Directions for this task: Collect all the lines that mention the word "name".

[Records about charts and figures]
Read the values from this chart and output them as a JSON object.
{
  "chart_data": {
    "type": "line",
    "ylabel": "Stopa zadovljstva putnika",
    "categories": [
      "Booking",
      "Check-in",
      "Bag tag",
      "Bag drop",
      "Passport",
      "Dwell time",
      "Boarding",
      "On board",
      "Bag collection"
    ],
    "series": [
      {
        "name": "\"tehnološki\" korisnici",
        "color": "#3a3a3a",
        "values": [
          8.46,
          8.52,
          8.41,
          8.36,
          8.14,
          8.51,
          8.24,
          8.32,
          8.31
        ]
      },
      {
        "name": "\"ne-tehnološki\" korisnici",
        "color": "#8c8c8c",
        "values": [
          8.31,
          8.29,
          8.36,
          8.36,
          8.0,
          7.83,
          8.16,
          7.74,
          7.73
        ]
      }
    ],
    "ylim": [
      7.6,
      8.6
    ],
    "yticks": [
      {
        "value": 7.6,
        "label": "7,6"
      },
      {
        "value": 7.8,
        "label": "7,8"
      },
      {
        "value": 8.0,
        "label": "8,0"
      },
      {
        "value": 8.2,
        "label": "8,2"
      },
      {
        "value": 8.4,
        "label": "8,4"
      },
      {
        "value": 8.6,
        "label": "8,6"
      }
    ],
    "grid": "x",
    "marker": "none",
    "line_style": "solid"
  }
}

Answer to the task:
        "name": "\"tehnološki\" korisnici",
        "name": "\"ne-tehnološki\" korisnici",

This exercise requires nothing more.